┌─ Task inputs
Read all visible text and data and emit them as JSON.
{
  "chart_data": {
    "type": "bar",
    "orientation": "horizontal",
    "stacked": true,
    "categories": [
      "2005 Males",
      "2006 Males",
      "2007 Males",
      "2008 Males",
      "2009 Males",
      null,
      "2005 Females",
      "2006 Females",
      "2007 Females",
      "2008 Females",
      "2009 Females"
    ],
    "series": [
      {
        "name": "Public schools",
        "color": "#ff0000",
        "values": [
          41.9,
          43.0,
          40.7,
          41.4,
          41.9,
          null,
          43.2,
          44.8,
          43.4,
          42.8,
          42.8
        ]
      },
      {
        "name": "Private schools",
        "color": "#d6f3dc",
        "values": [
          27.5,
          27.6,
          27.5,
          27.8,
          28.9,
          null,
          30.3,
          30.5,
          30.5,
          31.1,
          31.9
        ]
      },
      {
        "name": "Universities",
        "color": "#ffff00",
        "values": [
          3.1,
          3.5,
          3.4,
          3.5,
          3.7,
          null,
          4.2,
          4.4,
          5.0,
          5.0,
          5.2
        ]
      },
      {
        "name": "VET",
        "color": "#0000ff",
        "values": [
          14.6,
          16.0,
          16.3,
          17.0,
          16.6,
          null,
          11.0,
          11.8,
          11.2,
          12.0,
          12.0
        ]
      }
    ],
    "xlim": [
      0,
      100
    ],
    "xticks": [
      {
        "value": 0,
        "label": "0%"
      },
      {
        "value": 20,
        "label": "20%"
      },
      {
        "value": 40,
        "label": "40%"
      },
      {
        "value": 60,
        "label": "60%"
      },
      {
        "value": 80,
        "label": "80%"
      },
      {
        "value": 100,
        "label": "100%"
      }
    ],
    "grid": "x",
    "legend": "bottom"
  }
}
└─
**Aim**
Which lines contain "name"? Copy each of them out.

**Output below**
        "name": "Public schools",
        "name": "Private schools",
        "name": "Universities",
        "name": "VET",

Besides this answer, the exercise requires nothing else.